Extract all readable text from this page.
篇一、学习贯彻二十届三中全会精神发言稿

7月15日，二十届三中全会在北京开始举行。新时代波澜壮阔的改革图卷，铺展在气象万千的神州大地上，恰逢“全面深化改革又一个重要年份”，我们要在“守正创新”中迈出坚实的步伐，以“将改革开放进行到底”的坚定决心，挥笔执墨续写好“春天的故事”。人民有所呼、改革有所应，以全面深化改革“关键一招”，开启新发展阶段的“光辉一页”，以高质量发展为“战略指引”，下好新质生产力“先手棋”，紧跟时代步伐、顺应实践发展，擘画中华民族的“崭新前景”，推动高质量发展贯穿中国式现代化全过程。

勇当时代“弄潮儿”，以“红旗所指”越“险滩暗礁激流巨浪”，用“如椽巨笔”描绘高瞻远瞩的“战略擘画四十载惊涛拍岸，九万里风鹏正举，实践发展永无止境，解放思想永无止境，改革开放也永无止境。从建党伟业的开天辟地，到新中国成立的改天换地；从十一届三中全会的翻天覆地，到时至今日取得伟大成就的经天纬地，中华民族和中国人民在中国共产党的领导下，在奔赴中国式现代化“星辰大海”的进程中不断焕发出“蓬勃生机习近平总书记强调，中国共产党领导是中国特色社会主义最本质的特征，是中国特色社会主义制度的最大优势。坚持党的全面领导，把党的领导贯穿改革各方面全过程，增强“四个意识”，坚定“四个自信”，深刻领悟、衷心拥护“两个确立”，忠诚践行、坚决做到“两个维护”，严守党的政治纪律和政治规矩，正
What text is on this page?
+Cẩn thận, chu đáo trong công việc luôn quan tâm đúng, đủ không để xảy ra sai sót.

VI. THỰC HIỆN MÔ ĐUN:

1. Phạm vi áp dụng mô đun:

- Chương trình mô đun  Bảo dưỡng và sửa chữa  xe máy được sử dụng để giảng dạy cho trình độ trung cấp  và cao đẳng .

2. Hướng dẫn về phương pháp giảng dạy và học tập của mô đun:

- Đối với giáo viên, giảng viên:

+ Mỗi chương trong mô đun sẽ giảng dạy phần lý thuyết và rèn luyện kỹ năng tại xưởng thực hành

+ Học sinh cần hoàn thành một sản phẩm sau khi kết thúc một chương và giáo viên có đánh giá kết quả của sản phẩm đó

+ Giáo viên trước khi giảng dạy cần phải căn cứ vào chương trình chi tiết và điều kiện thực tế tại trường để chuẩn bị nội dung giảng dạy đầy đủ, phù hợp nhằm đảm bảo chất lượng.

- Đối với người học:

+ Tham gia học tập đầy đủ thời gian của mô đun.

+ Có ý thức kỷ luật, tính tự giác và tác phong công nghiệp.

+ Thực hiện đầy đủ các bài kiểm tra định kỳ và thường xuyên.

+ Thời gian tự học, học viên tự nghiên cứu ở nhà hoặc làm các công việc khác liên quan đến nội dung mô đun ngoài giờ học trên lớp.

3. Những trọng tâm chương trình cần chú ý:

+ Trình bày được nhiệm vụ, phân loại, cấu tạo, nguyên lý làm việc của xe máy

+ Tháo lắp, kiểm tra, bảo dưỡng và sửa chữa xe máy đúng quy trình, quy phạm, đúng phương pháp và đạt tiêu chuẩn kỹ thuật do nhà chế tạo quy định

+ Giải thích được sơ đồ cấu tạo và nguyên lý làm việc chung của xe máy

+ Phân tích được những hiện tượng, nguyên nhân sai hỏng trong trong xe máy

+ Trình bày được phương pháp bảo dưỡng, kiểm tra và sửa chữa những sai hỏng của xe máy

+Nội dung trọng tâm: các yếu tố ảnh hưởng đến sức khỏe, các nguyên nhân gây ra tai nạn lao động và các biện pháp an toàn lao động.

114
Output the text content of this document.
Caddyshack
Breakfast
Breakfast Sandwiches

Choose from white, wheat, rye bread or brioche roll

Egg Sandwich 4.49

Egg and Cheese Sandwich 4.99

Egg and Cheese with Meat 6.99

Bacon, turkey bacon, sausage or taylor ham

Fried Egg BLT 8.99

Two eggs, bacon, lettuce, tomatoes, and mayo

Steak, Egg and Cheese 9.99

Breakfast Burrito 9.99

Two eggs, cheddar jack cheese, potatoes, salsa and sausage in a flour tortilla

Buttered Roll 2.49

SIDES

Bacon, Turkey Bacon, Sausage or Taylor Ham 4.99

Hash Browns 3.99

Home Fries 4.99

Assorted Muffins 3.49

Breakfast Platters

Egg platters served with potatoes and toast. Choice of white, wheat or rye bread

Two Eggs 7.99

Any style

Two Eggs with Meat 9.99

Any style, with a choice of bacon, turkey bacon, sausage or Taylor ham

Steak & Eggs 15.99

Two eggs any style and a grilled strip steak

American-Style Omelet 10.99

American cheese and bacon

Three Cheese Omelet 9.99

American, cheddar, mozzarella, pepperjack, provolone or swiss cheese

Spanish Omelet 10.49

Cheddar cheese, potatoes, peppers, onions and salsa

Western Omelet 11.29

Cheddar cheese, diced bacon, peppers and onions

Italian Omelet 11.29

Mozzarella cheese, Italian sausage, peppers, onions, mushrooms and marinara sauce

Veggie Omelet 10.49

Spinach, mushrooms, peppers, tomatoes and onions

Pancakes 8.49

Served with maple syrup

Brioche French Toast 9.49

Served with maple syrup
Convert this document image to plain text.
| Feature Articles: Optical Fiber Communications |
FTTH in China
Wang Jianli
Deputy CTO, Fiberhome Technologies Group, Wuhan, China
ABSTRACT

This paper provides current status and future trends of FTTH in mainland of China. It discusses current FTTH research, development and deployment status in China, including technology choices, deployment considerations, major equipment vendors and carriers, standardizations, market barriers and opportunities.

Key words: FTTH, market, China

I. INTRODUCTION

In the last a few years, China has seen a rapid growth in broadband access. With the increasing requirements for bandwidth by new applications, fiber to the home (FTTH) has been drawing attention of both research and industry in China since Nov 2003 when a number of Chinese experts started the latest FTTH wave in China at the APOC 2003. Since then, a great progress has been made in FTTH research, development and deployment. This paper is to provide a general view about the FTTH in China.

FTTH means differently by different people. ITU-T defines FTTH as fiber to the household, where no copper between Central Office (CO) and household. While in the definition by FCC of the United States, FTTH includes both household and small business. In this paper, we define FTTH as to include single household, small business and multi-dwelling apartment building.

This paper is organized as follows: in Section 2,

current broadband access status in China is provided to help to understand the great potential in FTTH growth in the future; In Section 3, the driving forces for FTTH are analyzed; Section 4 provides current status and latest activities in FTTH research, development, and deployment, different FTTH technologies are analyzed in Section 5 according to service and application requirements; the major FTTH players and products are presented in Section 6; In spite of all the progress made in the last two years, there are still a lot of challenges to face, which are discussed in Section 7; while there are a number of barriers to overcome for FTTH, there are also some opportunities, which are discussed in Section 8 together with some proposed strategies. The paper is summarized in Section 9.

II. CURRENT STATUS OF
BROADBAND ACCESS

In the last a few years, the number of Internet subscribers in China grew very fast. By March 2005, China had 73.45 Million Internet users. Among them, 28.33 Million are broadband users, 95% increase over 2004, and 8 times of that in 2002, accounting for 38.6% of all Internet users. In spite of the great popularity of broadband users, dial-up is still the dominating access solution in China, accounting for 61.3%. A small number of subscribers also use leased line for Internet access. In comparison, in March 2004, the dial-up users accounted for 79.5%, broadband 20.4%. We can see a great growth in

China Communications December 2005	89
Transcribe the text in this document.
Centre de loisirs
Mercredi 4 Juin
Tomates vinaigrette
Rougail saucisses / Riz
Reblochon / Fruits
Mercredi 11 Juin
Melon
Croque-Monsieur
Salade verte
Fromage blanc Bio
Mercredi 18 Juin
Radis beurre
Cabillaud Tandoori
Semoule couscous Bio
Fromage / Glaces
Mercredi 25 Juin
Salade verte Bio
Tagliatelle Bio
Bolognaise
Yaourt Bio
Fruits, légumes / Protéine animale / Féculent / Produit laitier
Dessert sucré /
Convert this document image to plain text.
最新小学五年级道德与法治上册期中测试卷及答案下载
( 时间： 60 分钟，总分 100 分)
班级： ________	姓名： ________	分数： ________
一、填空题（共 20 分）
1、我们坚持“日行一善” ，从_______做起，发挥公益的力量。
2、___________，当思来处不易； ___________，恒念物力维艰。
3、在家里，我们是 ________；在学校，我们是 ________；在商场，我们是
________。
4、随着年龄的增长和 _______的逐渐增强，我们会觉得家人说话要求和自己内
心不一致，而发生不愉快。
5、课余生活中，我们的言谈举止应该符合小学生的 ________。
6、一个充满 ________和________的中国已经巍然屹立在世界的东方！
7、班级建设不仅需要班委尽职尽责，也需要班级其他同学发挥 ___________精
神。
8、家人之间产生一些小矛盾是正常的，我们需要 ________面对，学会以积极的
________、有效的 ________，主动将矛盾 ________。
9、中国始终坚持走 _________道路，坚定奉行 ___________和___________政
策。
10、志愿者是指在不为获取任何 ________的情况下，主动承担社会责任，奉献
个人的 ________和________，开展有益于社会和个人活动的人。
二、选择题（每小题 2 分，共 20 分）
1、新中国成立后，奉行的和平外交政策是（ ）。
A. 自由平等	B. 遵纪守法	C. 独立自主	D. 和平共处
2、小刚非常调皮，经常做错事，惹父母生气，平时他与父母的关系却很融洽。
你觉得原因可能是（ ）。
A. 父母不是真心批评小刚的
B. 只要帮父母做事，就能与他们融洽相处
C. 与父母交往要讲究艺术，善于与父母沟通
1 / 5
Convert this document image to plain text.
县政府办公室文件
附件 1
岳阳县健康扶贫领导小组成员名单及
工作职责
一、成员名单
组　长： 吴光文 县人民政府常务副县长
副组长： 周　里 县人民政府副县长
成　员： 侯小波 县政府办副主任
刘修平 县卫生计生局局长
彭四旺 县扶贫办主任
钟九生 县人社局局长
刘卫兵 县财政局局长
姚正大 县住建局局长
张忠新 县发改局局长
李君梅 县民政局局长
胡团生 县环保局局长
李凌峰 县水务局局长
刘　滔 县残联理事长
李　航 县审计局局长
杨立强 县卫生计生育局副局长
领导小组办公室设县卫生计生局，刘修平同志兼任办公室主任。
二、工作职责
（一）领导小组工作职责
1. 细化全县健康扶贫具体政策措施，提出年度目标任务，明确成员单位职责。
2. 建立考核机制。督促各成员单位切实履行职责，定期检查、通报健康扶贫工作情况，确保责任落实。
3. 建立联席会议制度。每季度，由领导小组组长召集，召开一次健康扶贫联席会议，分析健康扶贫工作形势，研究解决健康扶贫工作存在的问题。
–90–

## TASK GOAL
Say how many lines hold the word "onions", giving the number and nothing else.

## RESPONSE BELOW
4